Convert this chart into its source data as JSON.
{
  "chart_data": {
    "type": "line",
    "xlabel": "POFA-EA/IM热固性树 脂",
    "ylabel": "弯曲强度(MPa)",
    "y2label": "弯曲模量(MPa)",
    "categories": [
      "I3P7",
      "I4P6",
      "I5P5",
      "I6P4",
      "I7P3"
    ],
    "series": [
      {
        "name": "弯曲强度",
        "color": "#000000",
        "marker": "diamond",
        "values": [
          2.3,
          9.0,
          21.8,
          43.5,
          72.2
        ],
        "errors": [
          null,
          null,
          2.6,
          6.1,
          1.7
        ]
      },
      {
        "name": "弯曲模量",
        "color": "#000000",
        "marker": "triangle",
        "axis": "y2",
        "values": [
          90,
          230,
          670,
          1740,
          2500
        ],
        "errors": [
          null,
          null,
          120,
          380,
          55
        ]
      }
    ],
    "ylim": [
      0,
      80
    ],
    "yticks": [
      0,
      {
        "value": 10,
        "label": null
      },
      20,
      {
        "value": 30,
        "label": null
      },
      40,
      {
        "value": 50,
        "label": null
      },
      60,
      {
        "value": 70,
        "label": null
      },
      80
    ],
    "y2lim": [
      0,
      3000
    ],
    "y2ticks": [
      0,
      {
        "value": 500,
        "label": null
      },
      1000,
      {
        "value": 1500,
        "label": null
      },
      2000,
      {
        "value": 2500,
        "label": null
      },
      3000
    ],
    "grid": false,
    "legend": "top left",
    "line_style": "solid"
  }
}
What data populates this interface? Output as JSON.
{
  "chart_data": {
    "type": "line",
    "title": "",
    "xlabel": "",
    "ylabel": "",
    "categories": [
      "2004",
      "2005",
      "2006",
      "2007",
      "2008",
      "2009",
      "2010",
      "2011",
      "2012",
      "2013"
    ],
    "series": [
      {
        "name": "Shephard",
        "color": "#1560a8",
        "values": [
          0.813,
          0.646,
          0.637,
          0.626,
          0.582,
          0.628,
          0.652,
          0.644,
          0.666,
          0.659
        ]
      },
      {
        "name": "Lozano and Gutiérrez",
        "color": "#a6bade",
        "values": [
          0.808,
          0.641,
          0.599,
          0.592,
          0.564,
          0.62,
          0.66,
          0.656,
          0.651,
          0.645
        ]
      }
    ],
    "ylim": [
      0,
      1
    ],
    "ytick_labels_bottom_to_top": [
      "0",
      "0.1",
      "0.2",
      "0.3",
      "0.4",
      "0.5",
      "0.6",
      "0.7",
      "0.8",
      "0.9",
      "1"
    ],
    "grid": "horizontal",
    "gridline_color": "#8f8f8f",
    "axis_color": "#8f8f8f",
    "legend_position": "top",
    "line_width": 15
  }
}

• [Exercise requirements]:
Only the number is wanted: count the lines of the records that hold the word "this".

• [Task response]:
2